Lines holding the string "Дата" are the ones to copy from this listing.

----- Supplied material

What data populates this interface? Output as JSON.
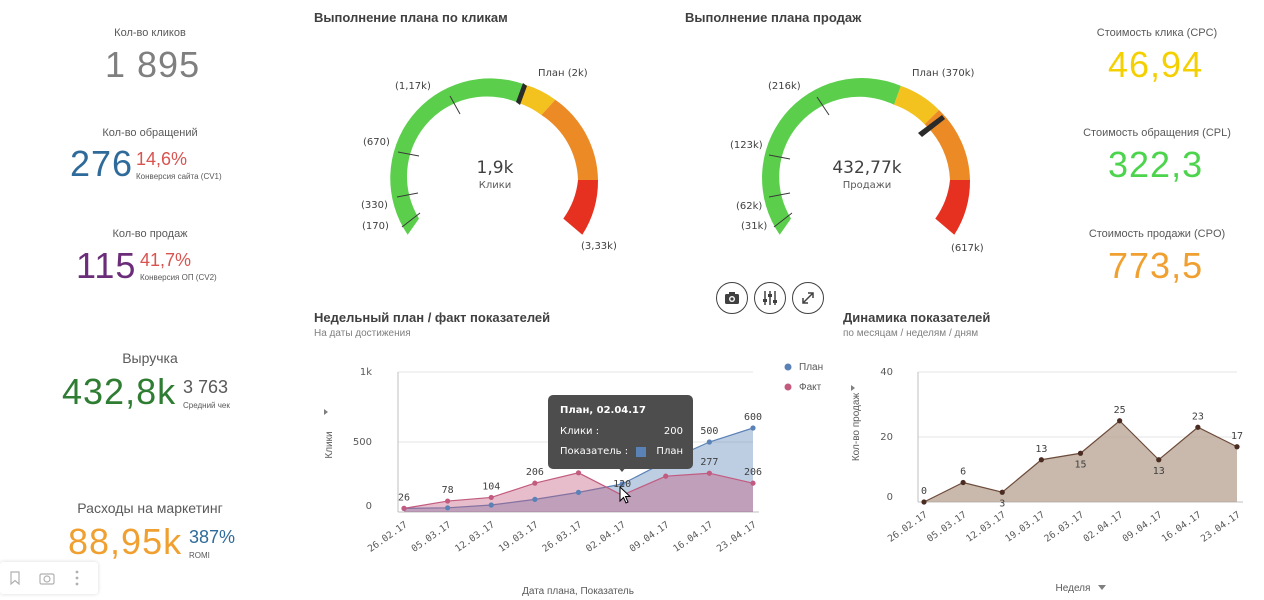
{
  "left_kpis": {
    "clicks": {
      "label": "Кол-во кликов",
      "value": "1 895",
      "color": "#7f7f7f"
    },
    "leads": {
      "label": "Кол-во обращений",
      "value": "276",
      "pct": "14,6%",
      "pct_label": "Конверсия сайта (CV1)",
      "color": "#2f6b9a",
      "pct_color": "#d9534f"
    },
    "sales": {
      "label": "Кол-во продаж",
      "value": "115",
      "pct": "41,7%",
      "pct_label": "Конверсия ОП (CV2)",
      "color": "#6b2c7a",
      "pct_color": "#d9534f"
    },
    "revenue": {
      "label": "Выручка",
      "value": "432,8k",
      "sub_value": "3 763",
      "sub_label": "Средний чек",
      "color": "#2e7d32"
    },
    "marketing": {
      "label": "Расходы на маркетинг",
      "value": "88,95k",
      "sub_value": "387%",
      "sub_label": "ROMI",
      "color": "#f0a030",
      "sub_color": "#2f6b9a"
    }
  },
  "right_kpis": {
    "cpc": {
      "label": "Стоимость клика (CPC)",
      "value": "46,94",
      "color": "#f5d000"
    },
    "cpl": {
      "label": "Стоимость обращения (CPL)",
      "value": "322,3",
      "color": "#4cd44c"
    },
    "cpo": {
      "label": "Стоимость продажи (CPO)",
      "value": "773,5",
      "color": "#f0a030"
    }
  },
  "gauge_clicks": {
    "title": "Выполнение плана по кликам",
    "center_value": "1,9k",
    "center_label": "Клики",
    "plan_label": "План (2k)",
    "ticks": [
      "(170)",
      "(330)",
      "(670)",
      "(1,17k)"
    ],
    "max_label": "(3,33k)",
    "value": 1895,
    "max": 3330,
    "plan": 2000
  },
  "gauge_sales": {
    "title": "Выполнение плана продаж",
    "center_value": "432,77k",
    "center_label": "Продажи",
    "plan_label": "План (370k)",
    "ticks": [
      "(31k)",
      "(62k)",
      "(123k)",
      "(216k)"
    ],
    "max_label": "(617k)",
    "value": 432770,
    "max": 617000,
    "plan": 370000
  },
  "toolbar": {
    "camera": "camera-icon",
    "adjust": "sliders-icon",
    "expand": "expand-icon"
  },
  "weekly_chart": {
    "title": "Недельный план / факт показателей",
    "subtitle": "На даты достижения",
    "ylabel": "Клики",
    "xlabel": "Дата плана, Показатель",
    "legend_plan": "План",
    "legend_fact": "Факт",
    "y_ticks": [
      "0",
      "500",
      "1k"
    ]
  },
  "dynamics_chart": {
    "title": "Динамика показателей",
    "subtitle": "по месяцам / неделям / дням",
    "ylabel": "Кол-во продаж",
    "xlabel": "Неделя",
    "y_ticks": [
      "0",
      "20",
      "40"
    ]
  },
  "tooltip": {
    "title": "План, 02.04.17",
    "row1_label": "Клики :",
    "row1_value": "200",
    "row2_label": "Показатель :",
    "row2_value": "План"
  },
  "chart_data": [
    {
      "type": "area",
      "title": "Недельный план / факт показателей",
      "xlabel": "Дата плана, Показатель",
      "ylabel": "Клики",
      "ylim": [
        0,
        1000
      ],
      "categories": [
        "26.02.17",
        "05.03.17",
        "12.03.17",
        "19.03.17",
        "26.03.17",
        "02.04.17",
        "09.04.17",
        "16.04.17",
        "23.04.17"
      ],
      "series": [
        {
          "name": "План",
          "color": "#5b82b7",
          "values": [
            26,
            30,
            50,
            90,
            140,
            200,
            360,
            500,
            600
          ]
        },
        {
          "name": "Факт",
          "color": "#c25b7f",
          "values": [
            26,
            78,
            104,
            206,
            280,
            120,
            256,
            277,
            206
          ]
        }
      ],
      "labels": [
        {
          "series": "План",
          "index": 0,
          "text": "26"
        },
        {
          "series": "Факт",
          "index": 1,
          "text": "78"
        },
        {
          "series": "Факт",
          "index": 2,
          "text": "104"
        },
        {
          "series": "Факт",
          "index": 3,
          "text": "206"
        },
        {
          "series": "Факт",
          "index": 5,
          "text": "120"
        },
        {
          "series": "Факт",
          "index": 6,
          "text": "256"
        },
        {
          "series": "Факт",
          "index": 7,
          "text": "277"
        },
        {
          "series": "Факт",
          "index": 8,
          "text": "206"
        },
        {
          "series": "План",
          "index": 7,
          "text": "500"
        },
        {
          "series": "План",
          "index": 8,
          "text": "600"
        }
      ],
      "legend": "top-right",
      "grid": true
    },
    {
      "type": "area",
      "title": "Динамика показателей",
      "xlabel": "Неделя",
      "ylabel": "Кол-во продаж",
      "ylim": [
        0,
        40
      ],
      "categories": [
        "26.02.17",
        "05.03.17",
        "12.03.17",
        "19.03.17",
        "26.03.17",
        "02.04.17",
        "09.04.17",
        "16.04.17",
        "23.04.17"
      ],
      "series": [
        {
          "color": "#b5a190",
          "values": [
            0,
            6,
            3,
            13,
            15,
            25,
            13,
            23,
            17
          ]
        }
      ],
      "grid": true
    }
  ]
}
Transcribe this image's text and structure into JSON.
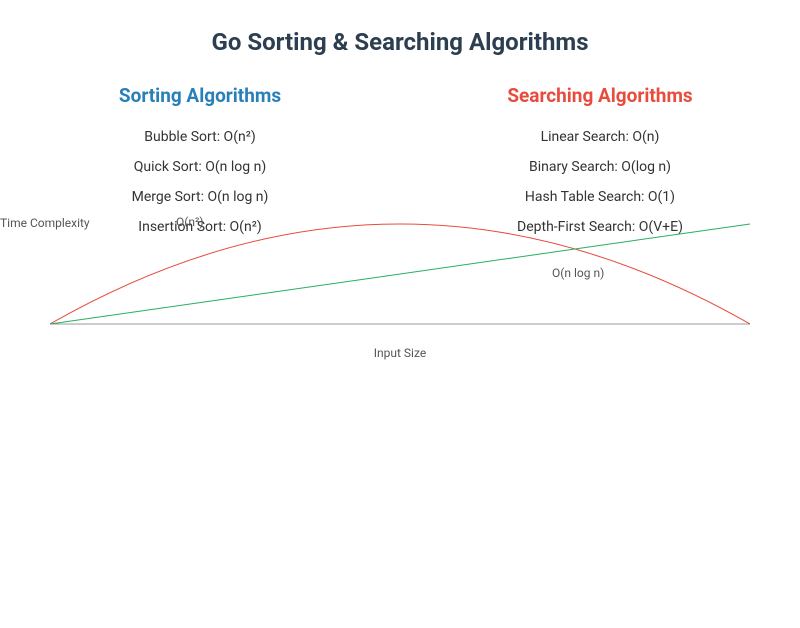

----------

Result of this task:
    "xlabel": "Дата плана, Показатель",
      "xlabel": "Дата плана, Показатель",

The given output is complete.